> **AIM**: Reproduce each of the lines word for word.
○ ○ ○ ○ ○
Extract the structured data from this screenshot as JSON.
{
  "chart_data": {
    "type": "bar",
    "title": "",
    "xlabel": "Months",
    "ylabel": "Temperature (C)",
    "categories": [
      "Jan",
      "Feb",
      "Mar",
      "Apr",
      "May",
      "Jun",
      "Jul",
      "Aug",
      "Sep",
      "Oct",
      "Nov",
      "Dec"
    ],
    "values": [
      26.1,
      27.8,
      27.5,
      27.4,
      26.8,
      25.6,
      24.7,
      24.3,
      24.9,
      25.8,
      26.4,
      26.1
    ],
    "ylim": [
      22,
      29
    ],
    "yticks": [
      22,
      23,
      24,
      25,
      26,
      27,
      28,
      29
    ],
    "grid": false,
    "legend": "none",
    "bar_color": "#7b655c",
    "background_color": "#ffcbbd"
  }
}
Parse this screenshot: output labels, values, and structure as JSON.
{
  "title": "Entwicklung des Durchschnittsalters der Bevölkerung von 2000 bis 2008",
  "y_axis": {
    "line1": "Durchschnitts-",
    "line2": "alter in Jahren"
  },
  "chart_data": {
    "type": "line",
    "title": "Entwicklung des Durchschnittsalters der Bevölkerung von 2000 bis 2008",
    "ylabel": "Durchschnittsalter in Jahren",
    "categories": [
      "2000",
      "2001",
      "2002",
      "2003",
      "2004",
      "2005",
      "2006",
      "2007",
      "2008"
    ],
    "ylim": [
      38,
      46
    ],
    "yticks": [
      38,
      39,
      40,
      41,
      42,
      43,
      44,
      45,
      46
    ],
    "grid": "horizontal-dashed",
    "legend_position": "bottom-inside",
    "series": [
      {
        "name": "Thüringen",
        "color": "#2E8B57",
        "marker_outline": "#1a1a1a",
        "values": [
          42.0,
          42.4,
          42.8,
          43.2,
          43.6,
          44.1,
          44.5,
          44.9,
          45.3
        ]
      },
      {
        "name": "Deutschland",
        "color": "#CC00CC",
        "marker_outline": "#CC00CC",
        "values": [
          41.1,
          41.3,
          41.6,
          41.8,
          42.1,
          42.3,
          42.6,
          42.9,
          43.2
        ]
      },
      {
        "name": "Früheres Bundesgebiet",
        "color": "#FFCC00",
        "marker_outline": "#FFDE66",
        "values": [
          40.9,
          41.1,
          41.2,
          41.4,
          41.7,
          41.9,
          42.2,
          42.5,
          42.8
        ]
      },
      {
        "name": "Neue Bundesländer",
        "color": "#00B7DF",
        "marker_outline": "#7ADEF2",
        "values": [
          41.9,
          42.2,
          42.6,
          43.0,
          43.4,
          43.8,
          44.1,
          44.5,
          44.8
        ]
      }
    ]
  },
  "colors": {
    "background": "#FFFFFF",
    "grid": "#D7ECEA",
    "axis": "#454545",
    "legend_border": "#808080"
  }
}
○ ○ ○ ○ ○
> **EXERCISE ANSWER**:
Extract the structured data from this screenshot as JSON.
{
  "chart_data": {
    "type": "bar",
    "title": "",
    "xlabel": "Months",
    "ylabel": "Temperature (C)",
    "categories": [
      "Jan",
      "Feb",
      "Mar",
      "Apr",
      "May",
      "Jun",
      "Jul",
      "Aug",
      "Sep",
      "Oct",
      "Nov",
      "Dec"
    ],
    "values": [
      26.1,
      27.8,
      27.5,
      27.4,
      26.8,
      25.6,
      24.7,
      24.3,
      24.9,
      25.8,
      26.4,
      26.1
    ],
    "ylim": [
      22,
      29
    ],
    "yticks": [
      22,
      23,
      24,
      25,
      26,
      27,
      28,
      29
    ],
    "grid": false,
    "legend": "none",
    "bar_color": "#7b655c",
    "background_color": "#ffcbbd"
  }
}
Parse this screenshot: output labels, values, and structure as JSON.
{
  "title": "Entwicklung des Durchschnittsalters der Bevölkerung von 2000 bis 2008",
  "y_axis": {
    "line1": "Durchschnitts-",
    "line2": "alter in Jahren"
  },
  "chart_data": {
    "type": "line",
    "title": "Entwicklung des Durchschnittsalters der Bevölkerung von 2000 bis 2008",
    "ylabel": "Durchschnittsalter in Jahren",
    "categories": [
      "2000",
      "2001",
      "2002",
      "2003",
      "2004",
      "2005",
      "2006",
      "2007",
      "2008"
    ],
    "ylim": [
      38,
      46
    ],
    "yticks": [
      38,
      39,
      40,
      41,
      42,
      43,
      44,
      45,
      46
    ],
    "grid": "horizontal-dashed",
    "legend_position": "bottom-inside",
    "series": [
      {
        "name": "Thüringen",
        "color": "#2E8B57",
        "marker_outline": "#1a1a1a",
        "values": [
          42.0,
          42.4,
          42.8,
          43.2,
          43.6,
          44.1,
          44.5,
          44.9,
          45.3
        ]
      },
      {
        "name": "Deutschland",
        "color": "#CC00CC",
        "marker_outline": "#CC00CC",
        "values": [
          41.1,
          41.3,
          41.6,
          41.8,
          42.1,
          42.3,
          42.6,
          42.9,
          43.2
        ]
      },
      {
        "name": "Früheres Bundesgebiet",
        "color": "#FFCC00",
        "marker_outline": "#FFDE66",
        "values": [
          40.9,
          41.1,
          41.2,
          41.4,
          41.7,
          41.9,
          42.2,
          42.5,
          42.8
        ]
      },
      {
        "name": "Neue Bundesländer",
        "color": "#00B7DF",
        "marker_outline": "#7ADEF2",
        "values": [
          41.9,
          42.2,
          42.6,
          43.0,
          43.4,
          43.8,
          44.1,
          44.5,
          44.8
        ]
      }
    ]
  },
  "colors": {
    "background": "#FFFFFF",
    "grid": "#D7ECEA",
    "axis": "#454545",
    "legend_border": "#808080"
  }
}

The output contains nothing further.